[Saved entries]
□ □ □ □
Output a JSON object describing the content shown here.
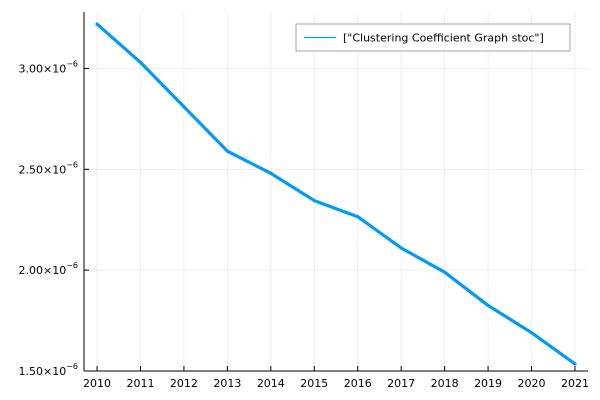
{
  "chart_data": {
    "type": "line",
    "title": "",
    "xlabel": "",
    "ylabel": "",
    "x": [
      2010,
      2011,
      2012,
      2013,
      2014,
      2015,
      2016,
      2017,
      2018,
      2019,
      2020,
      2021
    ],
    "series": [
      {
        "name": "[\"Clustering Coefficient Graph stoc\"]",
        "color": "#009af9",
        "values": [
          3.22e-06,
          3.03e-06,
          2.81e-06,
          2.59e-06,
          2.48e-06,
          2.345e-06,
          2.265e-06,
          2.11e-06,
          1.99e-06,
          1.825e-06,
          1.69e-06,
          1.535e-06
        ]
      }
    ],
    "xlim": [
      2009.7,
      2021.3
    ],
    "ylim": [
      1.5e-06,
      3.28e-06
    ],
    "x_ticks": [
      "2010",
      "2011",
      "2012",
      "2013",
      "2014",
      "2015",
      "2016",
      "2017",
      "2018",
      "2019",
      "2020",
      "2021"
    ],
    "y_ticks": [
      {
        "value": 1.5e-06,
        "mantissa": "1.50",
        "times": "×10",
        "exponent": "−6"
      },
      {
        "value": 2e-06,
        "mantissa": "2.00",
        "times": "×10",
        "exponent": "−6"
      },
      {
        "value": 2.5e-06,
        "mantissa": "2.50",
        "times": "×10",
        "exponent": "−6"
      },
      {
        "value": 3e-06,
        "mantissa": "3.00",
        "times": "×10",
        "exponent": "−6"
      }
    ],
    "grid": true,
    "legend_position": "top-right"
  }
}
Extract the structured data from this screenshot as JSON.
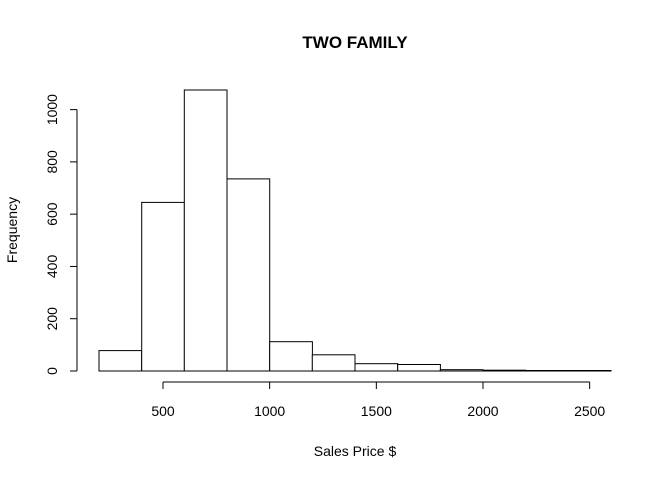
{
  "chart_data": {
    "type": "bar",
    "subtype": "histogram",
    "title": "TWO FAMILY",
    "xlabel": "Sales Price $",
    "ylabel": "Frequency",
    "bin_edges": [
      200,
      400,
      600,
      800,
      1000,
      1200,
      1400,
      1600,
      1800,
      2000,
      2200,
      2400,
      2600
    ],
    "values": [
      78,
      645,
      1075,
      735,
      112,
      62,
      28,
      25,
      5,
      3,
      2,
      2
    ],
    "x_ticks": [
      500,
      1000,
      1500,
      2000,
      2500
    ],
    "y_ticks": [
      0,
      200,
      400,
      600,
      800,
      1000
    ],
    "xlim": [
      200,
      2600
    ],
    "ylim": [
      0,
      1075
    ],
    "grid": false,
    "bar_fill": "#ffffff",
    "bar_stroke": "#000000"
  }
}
□ □ □ □
Where a line of the entries contains the word "JSON", copy that line.

= ANSWER TO THE PROBLEM =
Output a JSON object describing the content shown here.
Extract the structured data from this screenshot as JSON.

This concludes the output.